## STATED PROBLEM:
Output every line below without omitting or altering anything.

## DATA ENTRIES:
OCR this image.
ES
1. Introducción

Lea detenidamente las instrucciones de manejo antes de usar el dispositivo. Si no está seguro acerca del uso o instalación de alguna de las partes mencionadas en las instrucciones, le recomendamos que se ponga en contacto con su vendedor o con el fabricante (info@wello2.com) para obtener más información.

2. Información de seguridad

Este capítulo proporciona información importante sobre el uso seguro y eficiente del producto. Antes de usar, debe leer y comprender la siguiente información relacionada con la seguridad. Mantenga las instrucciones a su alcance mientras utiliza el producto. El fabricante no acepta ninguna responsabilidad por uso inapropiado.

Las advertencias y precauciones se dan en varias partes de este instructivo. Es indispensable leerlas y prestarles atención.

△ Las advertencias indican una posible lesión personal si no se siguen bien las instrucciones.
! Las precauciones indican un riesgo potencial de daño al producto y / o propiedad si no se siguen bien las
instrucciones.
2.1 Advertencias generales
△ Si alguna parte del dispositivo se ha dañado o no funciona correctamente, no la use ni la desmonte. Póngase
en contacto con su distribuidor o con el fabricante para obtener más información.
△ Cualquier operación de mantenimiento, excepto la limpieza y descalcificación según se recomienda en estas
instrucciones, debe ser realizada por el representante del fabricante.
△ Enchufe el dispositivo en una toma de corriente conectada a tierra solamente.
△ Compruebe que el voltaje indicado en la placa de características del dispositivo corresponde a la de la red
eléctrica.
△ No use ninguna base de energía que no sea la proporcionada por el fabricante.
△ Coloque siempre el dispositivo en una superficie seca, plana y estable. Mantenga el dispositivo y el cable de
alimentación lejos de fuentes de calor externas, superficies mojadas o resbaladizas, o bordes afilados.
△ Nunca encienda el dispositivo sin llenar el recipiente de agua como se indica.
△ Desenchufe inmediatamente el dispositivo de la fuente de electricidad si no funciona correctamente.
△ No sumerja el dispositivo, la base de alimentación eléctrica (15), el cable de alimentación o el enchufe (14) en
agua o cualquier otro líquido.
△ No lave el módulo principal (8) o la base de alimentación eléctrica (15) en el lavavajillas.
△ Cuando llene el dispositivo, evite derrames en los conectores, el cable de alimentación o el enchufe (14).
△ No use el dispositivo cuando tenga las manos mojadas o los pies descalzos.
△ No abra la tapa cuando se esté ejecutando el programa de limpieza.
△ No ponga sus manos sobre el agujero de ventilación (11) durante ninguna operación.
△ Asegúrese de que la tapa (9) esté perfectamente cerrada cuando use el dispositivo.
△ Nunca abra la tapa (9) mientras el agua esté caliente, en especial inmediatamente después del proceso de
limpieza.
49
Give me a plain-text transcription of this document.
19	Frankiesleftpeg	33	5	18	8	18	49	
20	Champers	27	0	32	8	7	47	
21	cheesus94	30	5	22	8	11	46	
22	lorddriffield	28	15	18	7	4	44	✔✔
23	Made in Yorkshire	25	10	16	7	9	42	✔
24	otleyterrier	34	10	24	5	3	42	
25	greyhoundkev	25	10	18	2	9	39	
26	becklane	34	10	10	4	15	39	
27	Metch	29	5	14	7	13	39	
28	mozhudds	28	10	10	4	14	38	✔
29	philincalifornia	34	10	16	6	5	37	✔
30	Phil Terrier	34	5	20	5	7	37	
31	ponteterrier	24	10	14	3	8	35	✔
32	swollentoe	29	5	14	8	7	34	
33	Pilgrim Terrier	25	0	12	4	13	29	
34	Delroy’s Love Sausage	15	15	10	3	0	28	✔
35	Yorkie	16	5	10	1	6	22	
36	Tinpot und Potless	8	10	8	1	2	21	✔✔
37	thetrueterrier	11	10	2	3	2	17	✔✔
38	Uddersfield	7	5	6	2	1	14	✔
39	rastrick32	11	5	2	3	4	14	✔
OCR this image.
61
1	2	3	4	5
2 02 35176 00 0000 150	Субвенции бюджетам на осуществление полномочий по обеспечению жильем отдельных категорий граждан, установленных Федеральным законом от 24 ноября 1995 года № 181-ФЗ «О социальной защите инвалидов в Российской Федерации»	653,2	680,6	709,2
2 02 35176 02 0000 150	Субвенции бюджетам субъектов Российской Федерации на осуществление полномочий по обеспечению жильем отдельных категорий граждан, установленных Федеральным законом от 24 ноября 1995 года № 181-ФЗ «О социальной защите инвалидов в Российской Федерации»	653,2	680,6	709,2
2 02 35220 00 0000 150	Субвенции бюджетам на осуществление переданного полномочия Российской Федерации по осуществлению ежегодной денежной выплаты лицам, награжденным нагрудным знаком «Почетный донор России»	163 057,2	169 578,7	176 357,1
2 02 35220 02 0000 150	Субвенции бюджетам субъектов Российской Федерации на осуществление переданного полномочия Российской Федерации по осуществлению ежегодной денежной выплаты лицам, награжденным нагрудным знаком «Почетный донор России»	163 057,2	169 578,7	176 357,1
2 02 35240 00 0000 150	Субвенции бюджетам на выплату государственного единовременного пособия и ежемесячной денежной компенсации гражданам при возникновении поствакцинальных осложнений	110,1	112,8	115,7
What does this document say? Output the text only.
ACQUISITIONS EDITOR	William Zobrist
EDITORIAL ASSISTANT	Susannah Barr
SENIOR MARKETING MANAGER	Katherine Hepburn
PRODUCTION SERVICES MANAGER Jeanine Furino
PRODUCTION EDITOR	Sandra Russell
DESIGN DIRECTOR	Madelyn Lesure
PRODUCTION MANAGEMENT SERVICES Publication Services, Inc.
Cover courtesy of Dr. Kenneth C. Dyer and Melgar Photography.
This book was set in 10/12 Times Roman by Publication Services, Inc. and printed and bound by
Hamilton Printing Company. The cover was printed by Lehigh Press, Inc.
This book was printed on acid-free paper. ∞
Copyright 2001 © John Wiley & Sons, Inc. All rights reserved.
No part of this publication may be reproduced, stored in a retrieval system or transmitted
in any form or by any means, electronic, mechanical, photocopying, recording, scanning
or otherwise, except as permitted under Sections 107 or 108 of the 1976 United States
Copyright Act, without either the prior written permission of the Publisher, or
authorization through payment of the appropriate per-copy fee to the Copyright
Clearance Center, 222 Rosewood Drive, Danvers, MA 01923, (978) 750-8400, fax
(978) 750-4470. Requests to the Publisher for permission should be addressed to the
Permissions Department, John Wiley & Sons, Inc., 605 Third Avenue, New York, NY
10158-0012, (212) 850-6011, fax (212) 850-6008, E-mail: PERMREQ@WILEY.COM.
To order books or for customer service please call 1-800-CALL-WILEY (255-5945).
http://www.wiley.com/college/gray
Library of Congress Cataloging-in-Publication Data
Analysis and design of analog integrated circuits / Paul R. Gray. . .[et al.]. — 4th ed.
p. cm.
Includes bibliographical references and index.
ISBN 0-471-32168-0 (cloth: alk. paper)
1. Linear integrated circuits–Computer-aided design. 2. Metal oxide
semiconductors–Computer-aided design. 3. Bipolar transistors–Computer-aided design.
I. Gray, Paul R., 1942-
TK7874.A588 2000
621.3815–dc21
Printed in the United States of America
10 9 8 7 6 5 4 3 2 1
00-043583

## OUTPUT OF THE EXERCISE:
OCR this image.
ES
1. Introducción

Lea detenidamente las instrucciones de manejo antes de usar el dispositivo. Si no está seguro acerca del uso o instalación de alguna de las partes mencionadas en las instrucciones, le recomendamos que se ponga en contacto con su vendedor o con el fabricante (info@wello2.com) para obtener más información.

2. Información de seguridad

Este capítulo proporciona información importante sobre el uso seguro y eficiente del producto. Antes de usar, debe leer y comprender la siguiente información relacionada con la seguridad. Mantenga las instrucciones a su alcance mientras utiliza el producto. El fabricante no acepta ninguna responsabilidad por uso inapropiado.

Las advertencias y precauciones se dan en varias partes de este instructivo. Es indispensable leerlas y prestarles atención.

△ Las advertencias indican una posible lesión personal si no se siguen bien las instrucciones.
! Las precauciones indican un riesgo potencial de daño al producto y / o propiedad si no se siguen bien las
instrucciones.
2.1 Advertencias generales
△ Si alguna parte del dispositivo se ha dañado o no funciona correctamente, no la use ni la desmonte. Póngase
en contacto con su distribuidor o con el fabricante para obtener más información.
△ Cualquier operación de mantenimiento, excepto la limpieza y descalcificación según se recomienda en estas
instrucciones, debe ser realizada por el representante del fabricante.
△ Enchufe el dispositivo en una toma de corriente conectada a tierra solamente.
△ Compruebe que el voltaje indicado en la placa de características del dispositivo corresponde a la de la red
eléctrica.
△ No use ninguna base de energía que no sea la proporcionada por el fabricante.
△ Coloque siempre el dispositivo en una superficie seca, plana y estable. Mantenga el dispositivo y el cable de
alimentación lejos de fuentes de calor externas, superficies mojadas o resbaladizas, o bordes afilados.
△ Nunca encienda el dispositivo sin llenar el recipiente de agua como se indica.
△ Desenchufe inmediatamente el dispositivo de la fuente de electricidad si no funciona correctamente.
△ No sumerja el dispositivo, la base de alimentación eléctrica (15), el cable de alimentación o el enchufe (14) en
agua o cualquier otro líquido.
△ No lave el módulo principal (8) o la base de alimentación eléctrica (15) en el lavavajillas.
△ Cuando llene el dispositivo, evite derrames en los conectores, el cable de alimentación o el enchufe (14).
△ No use el dispositivo cuando tenga las manos mojadas o los pies descalzos.
△ No abra la tapa cuando se esté ejecutando el programa de limpieza.
△ No ponga sus manos sobre el agujero de ventilación (11) durante ninguna operación.
△ Asegúrese de que la tapa (9) esté perfectamente cerrada cuando use el dispositivo.
△ Nunca abra la tapa (9) mientras el agua esté caliente, en especial inmediatamente después del proceso de
limpieza.
49
Give me a plain-text transcription of this document.
19	Frankiesleftpeg	33	5	18	8	18	49	
20	Champers	27	0	32	8	7	47	
21	cheesus94	30	5	22	8	11	46	
22	lorddriffield	28	15	18	7	4	44	✔✔
23	Made in Yorkshire	25	10	16	7	9	42	✔
24	otleyterrier	34	10	24	5	3	42	
25	greyhoundkev	25	10	18	2	9	39	
26	becklane	34	10	10	4	15	39	
27	Metch	29	5	14	7	13	39	
28	mozhudds	28	10	10	4	14	38	✔
29	philincalifornia	34	10	16	6	5	37	✔
30	Phil Terrier	34	5	20	5	7	37	
31	ponteterrier	24	10	14	3	8	35	✔
32	swollentoe	29	5	14	8	7	34	
33	Pilgrim Terrier	25	0	12	4	13	29	
34	Delroy’s Love Sausage	15	15	10	3	0	28	✔
35	Yorkie	16	5	10	1	6	22	
36	Tinpot und Potless	8	10	8	1	2	21	✔✔
37	thetrueterrier	11	10	2	3	2	17	✔✔
38	Uddersfield	7	5	6	2	1	14	✔
39	rastrick32	11	5	2	3	4	14	✔
OCR this image.
61
1	2	3	4	5
2 02 35176 00 0000 150	Субвенции бюджетам на осуществление полномочий по обеспечению жильем отдельных категорий граждан, установленных Федеральным законом от 24 ноября 1995 года № 181-ФЗ «О социальной защите инвалидов в Российской Федерации»	653,2	680,6	709,2
2 02 35176 02 0000 150	Субвенции бюджетам субъектов Российской Федерации на осуществление полномочий по обеспечению жильем отдельных категорий граждан, установленных Федеральным законом от 24 ноября 1995 года № 181-ФЗ «О социальной защите инвалидов в Российской Федерации»	653,2	680,6	709,2
2 02 35220 00 0000 150	Субвенции бюджетам на осуществление переданного полномочия Российской Федерации по осуществлению ежегодной денежной выплаты лицам, награжденным нагрудным знаком «Почетный донор России»	163 057,2	169 578,7	176 357,1
2 02 35220 02 0000 150	Субвенции бюджетам субъектов Российской Федерации на осуществление переданного полномочия Российской Федерации по осуществлению ежегодной денежной выплаты лицам, награжденным нагрудным знаком «Почетный донор России»	163 057,2	169 578,7	176 357,1
2 02 35240 00 0000 150	Субвенции бюджетам на выплату государственного единовременного пособия и ежемесячной денежной компенсации гражданам при возникновении поствакцинальных осложнений	110,1	112,8	115,7
What does this document say? Output the text only.
ACQUISITIONS EDITOR	William Zobrist
EDITORIAL ASSISTANT	Susannah Barr
SENIOR MARKETING MANAGER	Katherine Hepburn
PRODUCTION SERVICES MANAGER Jeanine Furino
PRODUCTION EDITOR	Sandra Russell
DESIGN DIRECTOR	Madelyn Lesure
PRODUCTION MANAGEMENT SERVICES Publication Services, Inc.
Cover courtesy of Dr. Kenneth C. Dyer and Melgar Photography.
This book was set in 10/12 Times Roman by Publication Services, Inc. and printed and bound by
Hamilton Printing Company. The cover was printed by Lehigh Press, Inc.
This book was printed on acid-free paper. ∞
Copyright 2001 © John Wiley & Sons, Inc. All rights reserved.
No part of this publication may be reproduced, stored in a retrieval system or transmitted
in any form or by any means, electronic, mechanical, photocopying, recording, scanning
or otherwise, except as permitted under Sections 107 or 108 of the 1976 United States
Copyright Act, without either the prior written permission of the Publisher, or
authorization through payment of the appropriate per-copy fee to the Copyright
Clearance Center, 222 Rosewood Drive, Danvers, MA 01923, (978) 750-8400, fax
(978) 750-4470. Requests to the Publisher for permission should be addressed to the
Permissions Department, John Wiley & Sons, Inc., 605 Third Avenue, New York, NY
10158-0012, (212) 850-6011, fax (212) 850-6008, E-mail: PERMREQ@WILEY.COM.
To order books or for customer service please call 1-800-CALL-WILEY (255-5945).
http://www.wiley.com/college/gray
Library of Congress Cataloging-in-Publication Data
Analysis and design of analog integrated circuits / Paul R. Gray. . .[et al.]. — 4th ed.
p. cm.
Includes bibliographical references and index.
ISBN 0-471-32168-0 (cloth: alk. paper)
1. Linear integrated circuits–Computer-aided design. 2. Metal oxide
semiconductors–Computer-aided design. 3. Bipolar transistors–Computer-aided design.
I. Gray, Paul R., 1942-
TK7874.A588 2000
621.3815–dc21
Printed in the United States of America
10 9 8 7 6 5 4 3 2 1
00-043583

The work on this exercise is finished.